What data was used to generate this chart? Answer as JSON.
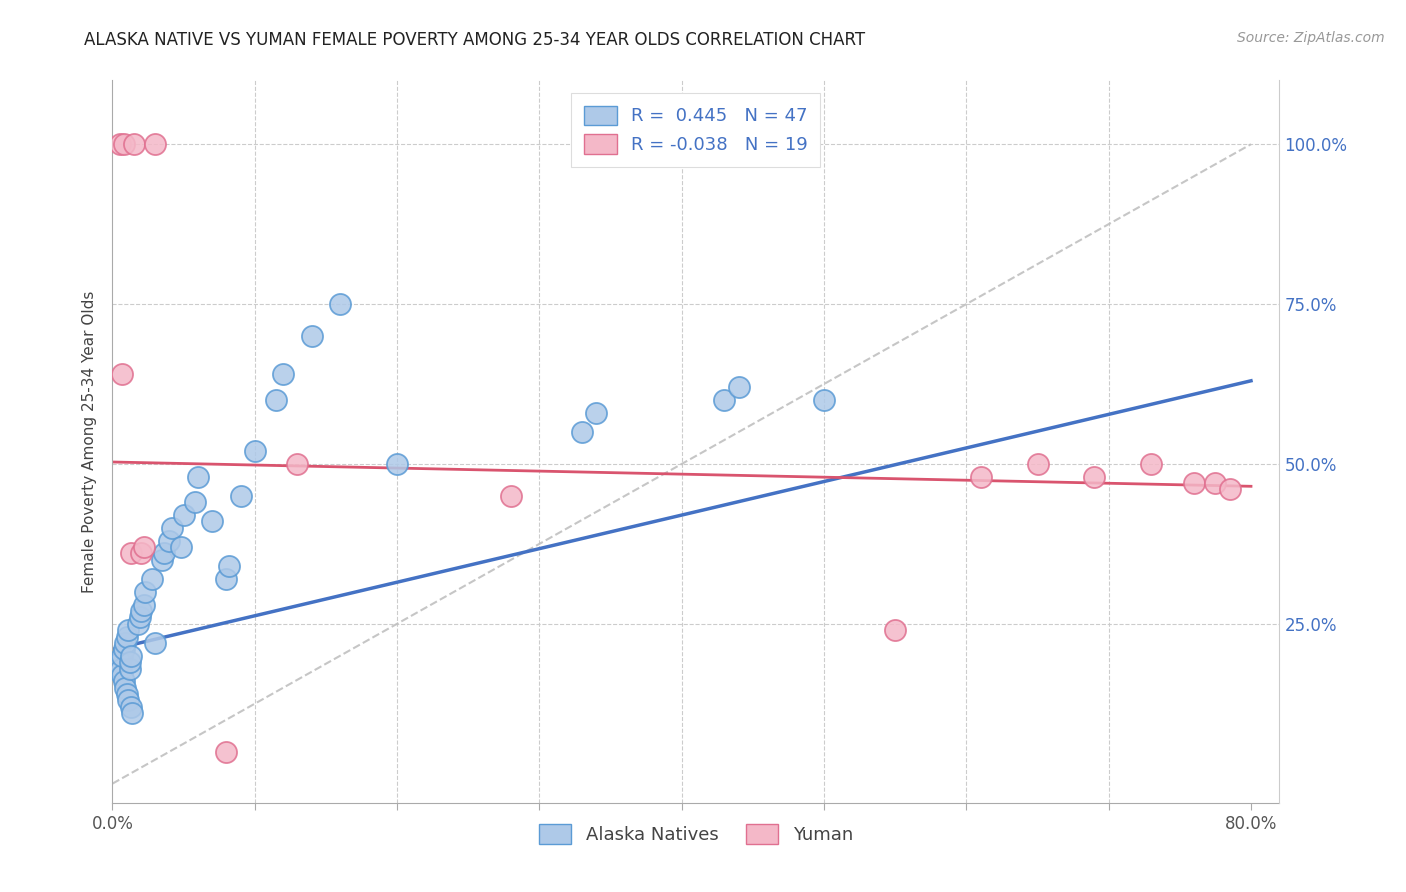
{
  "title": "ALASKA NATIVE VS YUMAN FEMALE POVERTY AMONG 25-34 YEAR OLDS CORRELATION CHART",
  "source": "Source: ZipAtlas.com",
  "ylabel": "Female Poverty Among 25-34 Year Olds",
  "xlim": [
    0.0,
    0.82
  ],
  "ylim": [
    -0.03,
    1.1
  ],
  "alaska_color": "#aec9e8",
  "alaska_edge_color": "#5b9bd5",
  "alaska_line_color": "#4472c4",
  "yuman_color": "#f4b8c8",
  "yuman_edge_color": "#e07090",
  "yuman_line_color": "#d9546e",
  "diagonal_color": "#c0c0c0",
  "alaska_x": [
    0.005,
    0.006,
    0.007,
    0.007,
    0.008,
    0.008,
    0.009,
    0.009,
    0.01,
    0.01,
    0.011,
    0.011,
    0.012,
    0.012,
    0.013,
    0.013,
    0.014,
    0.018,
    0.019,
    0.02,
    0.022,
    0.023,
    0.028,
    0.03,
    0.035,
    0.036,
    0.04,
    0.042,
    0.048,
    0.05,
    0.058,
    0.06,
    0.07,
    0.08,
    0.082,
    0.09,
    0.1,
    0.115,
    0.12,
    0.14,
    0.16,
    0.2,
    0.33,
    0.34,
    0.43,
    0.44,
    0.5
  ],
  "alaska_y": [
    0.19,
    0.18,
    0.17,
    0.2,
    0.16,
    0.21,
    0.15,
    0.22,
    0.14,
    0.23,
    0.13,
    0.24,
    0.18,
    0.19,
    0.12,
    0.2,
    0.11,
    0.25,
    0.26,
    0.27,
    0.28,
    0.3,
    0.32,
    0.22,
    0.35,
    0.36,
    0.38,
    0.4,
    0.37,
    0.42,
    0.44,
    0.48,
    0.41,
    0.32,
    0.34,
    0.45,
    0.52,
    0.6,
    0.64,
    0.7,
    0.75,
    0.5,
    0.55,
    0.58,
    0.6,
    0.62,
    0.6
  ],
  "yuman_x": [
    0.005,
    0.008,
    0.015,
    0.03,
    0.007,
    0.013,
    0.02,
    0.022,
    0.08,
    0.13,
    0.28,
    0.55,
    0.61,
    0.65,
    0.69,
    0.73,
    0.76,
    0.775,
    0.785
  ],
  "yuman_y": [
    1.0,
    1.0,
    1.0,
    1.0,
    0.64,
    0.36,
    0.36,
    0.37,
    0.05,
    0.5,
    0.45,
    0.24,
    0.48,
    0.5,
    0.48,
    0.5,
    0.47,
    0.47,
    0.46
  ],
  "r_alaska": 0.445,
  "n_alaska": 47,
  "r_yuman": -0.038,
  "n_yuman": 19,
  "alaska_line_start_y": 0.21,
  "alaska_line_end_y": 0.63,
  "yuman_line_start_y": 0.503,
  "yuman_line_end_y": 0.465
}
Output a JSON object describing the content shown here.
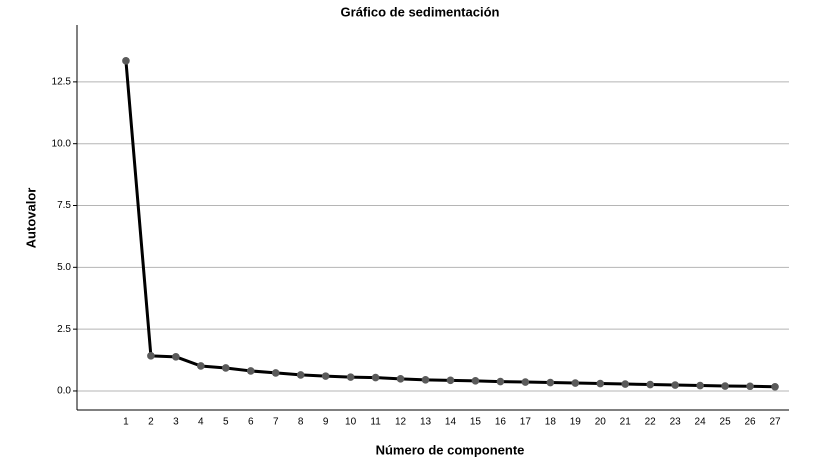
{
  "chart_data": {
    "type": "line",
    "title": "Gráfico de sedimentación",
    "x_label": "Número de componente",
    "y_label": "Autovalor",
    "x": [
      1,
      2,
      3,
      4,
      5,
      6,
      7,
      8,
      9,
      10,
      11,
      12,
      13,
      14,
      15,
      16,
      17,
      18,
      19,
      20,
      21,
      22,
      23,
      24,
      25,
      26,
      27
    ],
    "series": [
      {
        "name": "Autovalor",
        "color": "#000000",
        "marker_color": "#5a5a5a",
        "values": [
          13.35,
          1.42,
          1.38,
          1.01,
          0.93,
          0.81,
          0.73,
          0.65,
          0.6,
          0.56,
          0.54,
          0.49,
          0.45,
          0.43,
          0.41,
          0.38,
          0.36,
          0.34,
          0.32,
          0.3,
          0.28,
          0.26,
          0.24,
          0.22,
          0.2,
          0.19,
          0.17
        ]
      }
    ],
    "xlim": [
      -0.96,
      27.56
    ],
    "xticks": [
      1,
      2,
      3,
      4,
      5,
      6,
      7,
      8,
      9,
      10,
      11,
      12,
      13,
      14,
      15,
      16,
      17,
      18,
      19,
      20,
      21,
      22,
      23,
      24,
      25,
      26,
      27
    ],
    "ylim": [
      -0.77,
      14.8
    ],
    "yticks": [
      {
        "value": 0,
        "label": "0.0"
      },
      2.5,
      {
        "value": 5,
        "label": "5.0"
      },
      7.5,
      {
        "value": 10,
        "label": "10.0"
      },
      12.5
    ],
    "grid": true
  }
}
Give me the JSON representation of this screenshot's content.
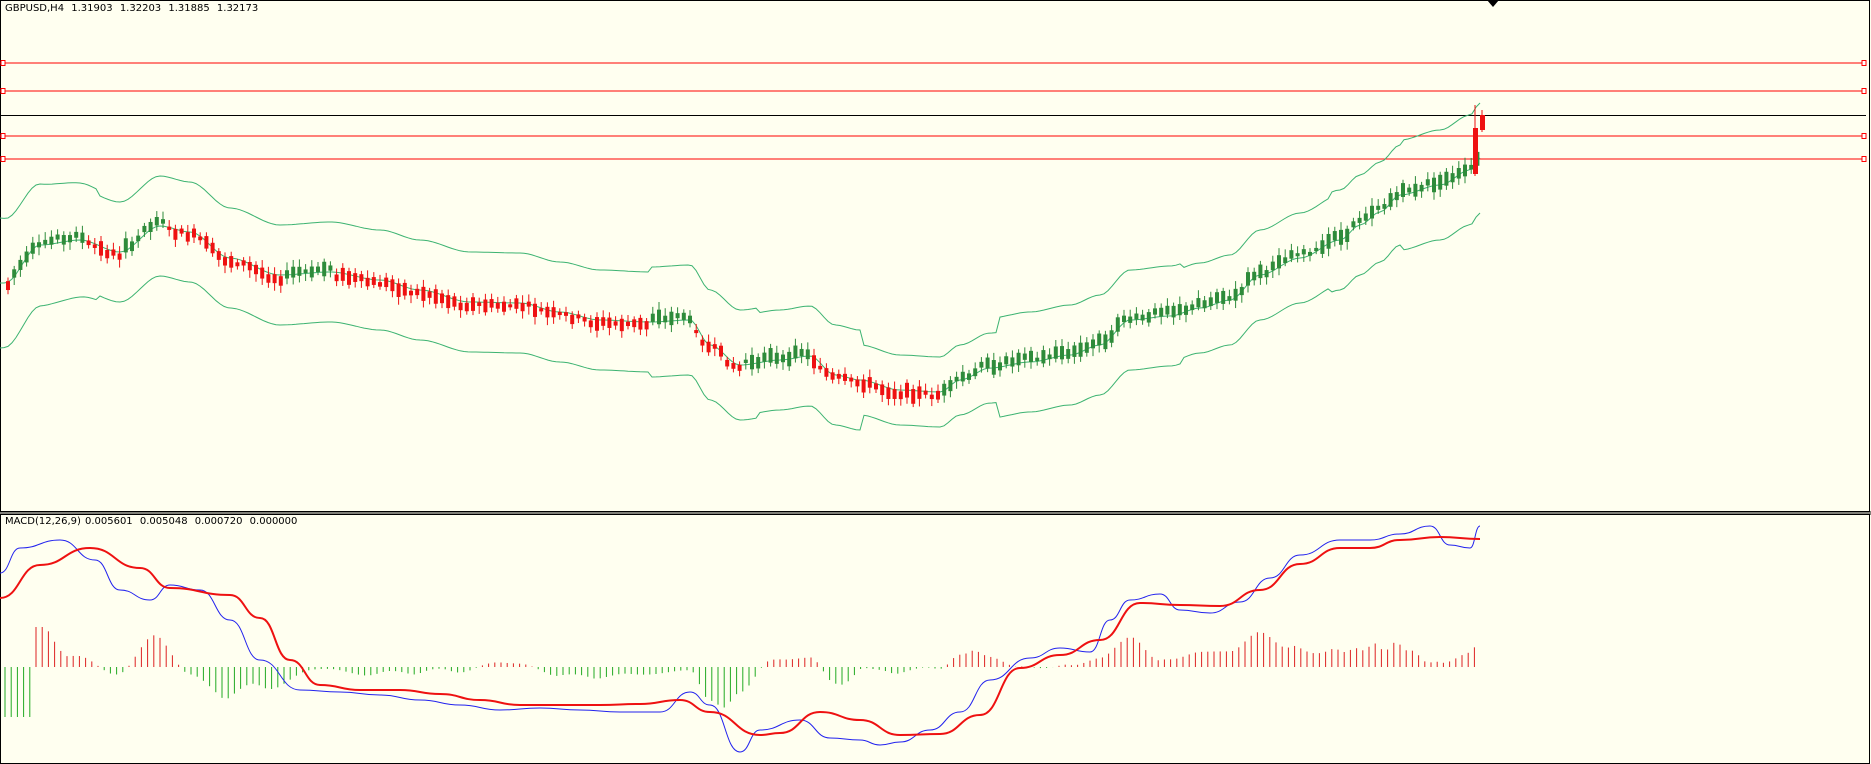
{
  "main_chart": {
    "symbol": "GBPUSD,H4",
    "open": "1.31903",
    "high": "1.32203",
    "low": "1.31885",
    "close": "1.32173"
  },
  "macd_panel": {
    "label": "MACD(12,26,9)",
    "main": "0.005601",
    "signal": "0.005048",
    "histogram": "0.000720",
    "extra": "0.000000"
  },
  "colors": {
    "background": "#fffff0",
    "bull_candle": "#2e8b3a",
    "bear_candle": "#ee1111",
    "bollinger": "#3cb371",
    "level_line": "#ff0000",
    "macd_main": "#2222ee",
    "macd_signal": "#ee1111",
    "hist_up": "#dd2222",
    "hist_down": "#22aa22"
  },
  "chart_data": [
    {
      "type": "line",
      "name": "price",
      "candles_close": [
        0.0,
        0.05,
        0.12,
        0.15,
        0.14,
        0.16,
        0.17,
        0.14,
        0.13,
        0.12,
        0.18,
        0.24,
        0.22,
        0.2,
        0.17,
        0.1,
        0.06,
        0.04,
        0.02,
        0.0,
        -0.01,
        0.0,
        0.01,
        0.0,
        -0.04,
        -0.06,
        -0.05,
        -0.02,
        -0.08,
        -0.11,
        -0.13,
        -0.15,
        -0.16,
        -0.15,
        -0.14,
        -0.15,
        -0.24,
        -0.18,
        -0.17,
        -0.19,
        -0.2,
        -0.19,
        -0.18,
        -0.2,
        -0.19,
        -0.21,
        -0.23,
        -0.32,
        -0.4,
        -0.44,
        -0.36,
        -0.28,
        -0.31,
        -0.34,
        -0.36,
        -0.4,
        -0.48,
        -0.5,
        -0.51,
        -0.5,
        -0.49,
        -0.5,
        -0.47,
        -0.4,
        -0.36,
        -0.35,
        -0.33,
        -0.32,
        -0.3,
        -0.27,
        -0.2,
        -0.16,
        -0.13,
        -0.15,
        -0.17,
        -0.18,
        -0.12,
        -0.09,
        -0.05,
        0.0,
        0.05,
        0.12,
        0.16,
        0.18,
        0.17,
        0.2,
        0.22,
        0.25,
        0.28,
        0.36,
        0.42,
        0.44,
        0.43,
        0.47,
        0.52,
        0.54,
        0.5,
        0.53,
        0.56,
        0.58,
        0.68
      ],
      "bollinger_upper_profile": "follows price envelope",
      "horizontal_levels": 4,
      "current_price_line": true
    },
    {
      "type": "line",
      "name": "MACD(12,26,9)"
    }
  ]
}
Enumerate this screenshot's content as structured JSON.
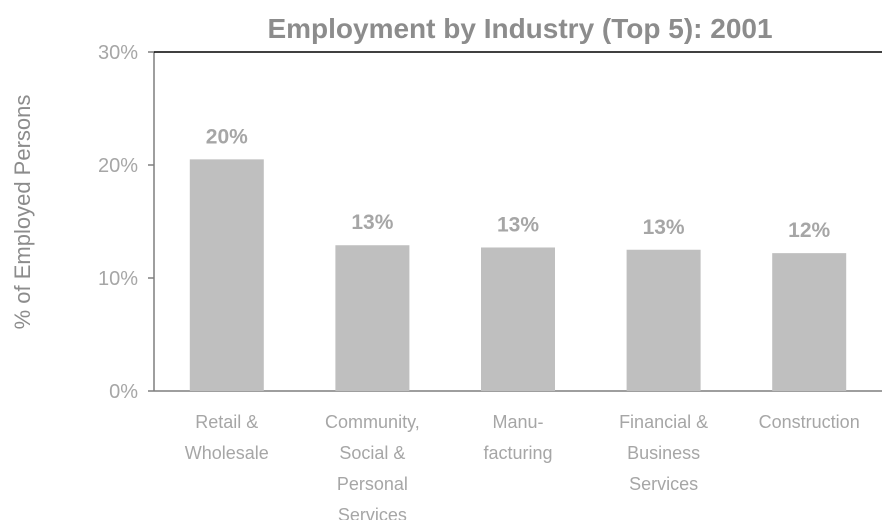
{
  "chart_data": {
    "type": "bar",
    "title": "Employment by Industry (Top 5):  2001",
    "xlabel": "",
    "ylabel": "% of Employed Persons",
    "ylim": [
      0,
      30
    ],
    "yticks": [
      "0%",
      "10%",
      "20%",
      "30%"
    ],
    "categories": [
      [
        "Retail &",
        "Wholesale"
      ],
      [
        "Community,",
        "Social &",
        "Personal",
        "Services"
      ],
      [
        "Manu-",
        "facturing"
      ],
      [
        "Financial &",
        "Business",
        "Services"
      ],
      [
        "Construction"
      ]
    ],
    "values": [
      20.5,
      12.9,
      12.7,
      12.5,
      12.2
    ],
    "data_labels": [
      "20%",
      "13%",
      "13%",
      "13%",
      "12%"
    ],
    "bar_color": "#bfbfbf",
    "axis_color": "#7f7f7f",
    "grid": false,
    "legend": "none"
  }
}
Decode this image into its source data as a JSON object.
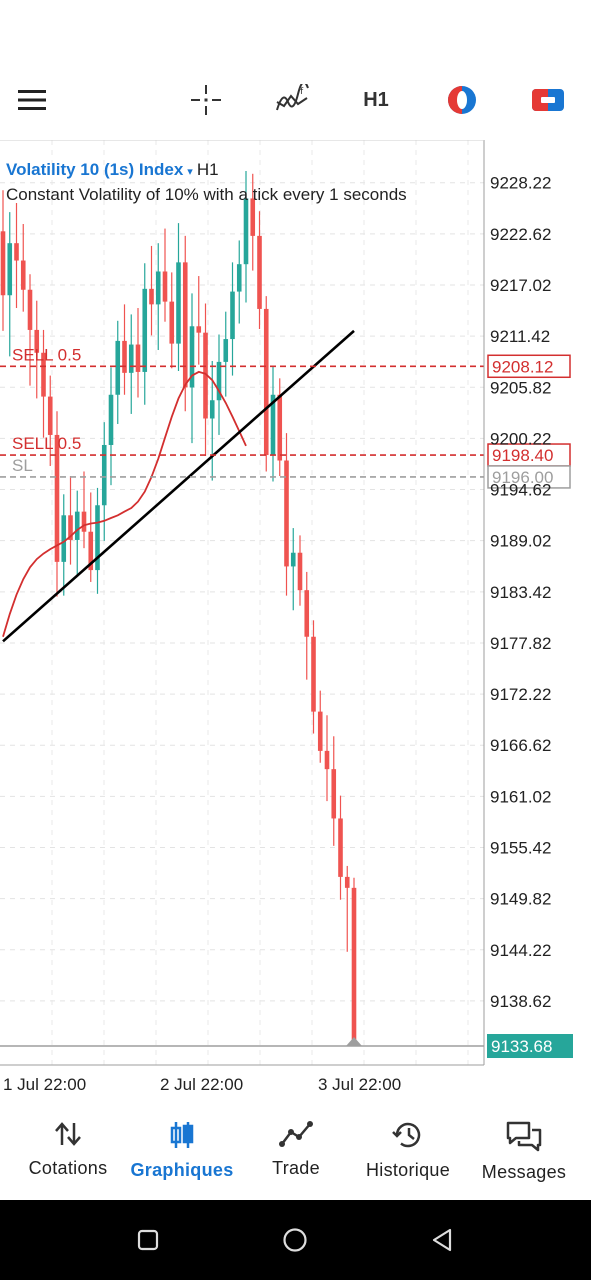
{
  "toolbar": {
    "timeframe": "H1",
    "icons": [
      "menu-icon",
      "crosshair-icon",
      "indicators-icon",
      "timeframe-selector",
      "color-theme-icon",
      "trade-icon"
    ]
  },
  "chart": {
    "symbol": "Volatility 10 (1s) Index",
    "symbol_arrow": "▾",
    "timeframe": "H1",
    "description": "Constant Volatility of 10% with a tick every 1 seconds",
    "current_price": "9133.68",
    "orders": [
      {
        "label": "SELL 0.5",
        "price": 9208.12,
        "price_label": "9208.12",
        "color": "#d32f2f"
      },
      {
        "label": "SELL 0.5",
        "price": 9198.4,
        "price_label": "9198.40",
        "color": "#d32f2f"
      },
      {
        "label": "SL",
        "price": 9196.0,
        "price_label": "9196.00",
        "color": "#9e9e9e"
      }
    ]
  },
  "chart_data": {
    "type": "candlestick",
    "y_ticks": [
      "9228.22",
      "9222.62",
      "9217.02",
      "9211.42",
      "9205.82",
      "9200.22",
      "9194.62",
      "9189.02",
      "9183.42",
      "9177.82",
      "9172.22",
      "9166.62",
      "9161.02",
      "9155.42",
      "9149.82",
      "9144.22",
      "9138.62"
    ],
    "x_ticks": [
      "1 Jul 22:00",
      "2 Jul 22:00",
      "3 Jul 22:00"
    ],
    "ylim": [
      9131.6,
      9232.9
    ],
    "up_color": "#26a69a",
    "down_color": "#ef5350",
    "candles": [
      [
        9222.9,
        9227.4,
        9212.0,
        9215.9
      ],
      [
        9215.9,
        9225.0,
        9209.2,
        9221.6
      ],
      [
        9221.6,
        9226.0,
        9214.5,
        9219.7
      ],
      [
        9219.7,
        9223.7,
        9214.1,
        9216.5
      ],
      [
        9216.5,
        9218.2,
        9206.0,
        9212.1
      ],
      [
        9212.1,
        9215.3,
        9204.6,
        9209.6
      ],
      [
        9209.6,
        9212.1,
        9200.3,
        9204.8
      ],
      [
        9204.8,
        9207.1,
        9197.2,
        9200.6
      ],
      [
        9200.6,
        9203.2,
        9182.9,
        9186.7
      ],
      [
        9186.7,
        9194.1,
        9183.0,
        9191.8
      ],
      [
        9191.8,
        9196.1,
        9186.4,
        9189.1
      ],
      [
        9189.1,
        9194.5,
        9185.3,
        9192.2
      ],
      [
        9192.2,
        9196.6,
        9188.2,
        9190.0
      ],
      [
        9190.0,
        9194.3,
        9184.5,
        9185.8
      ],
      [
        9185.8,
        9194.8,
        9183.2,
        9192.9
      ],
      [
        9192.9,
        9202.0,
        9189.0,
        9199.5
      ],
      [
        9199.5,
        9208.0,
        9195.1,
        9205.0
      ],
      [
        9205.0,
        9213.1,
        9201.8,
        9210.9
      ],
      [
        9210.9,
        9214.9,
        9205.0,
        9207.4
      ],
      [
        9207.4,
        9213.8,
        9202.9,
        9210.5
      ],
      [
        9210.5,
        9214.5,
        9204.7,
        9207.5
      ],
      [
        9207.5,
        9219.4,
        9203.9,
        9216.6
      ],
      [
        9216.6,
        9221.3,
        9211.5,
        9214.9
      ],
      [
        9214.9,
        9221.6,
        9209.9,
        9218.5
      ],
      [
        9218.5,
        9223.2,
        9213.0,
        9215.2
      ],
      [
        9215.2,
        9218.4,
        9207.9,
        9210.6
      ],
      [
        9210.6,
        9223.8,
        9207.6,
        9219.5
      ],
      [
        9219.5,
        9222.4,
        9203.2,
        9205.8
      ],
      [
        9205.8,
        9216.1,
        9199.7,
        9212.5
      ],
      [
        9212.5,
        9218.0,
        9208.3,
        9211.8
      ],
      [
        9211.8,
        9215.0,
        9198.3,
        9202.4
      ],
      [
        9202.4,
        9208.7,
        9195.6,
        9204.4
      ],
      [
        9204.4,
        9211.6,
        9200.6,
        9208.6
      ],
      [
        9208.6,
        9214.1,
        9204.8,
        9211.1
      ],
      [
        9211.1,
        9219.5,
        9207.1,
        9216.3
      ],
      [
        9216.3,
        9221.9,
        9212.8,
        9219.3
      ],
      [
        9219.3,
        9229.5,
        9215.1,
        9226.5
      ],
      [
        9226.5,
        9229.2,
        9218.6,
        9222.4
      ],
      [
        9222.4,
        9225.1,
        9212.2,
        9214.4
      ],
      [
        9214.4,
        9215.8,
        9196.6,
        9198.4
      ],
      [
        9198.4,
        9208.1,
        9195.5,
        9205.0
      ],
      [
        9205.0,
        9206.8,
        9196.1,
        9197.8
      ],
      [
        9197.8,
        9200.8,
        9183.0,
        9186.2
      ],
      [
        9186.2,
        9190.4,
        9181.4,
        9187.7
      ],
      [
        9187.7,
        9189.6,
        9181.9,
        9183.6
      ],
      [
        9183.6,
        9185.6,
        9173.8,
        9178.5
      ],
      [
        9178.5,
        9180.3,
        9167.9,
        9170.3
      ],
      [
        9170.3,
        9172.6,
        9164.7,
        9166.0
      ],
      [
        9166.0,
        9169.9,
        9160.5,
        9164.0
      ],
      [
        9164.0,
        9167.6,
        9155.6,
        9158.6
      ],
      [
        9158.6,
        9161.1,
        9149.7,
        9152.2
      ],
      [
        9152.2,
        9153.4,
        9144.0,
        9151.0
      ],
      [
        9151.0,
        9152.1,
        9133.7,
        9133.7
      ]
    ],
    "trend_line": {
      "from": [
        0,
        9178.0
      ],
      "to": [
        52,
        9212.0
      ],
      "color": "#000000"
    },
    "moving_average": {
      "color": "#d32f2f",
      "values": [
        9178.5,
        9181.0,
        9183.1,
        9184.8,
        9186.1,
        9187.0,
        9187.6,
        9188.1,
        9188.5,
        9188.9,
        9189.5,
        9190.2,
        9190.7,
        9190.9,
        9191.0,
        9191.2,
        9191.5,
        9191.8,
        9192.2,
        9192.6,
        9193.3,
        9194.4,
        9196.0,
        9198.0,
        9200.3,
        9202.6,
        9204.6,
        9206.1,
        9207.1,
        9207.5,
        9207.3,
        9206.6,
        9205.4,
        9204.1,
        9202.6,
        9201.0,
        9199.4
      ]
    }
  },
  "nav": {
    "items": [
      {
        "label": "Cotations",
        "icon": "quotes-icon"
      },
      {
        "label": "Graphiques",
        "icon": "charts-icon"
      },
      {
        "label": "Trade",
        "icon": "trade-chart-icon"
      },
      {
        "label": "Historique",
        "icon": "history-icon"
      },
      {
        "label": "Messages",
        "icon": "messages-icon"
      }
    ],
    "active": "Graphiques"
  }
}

Problem to solve: Count every line in the data that contains the word "this", then give that count and nothing else.

Answer for the task: 4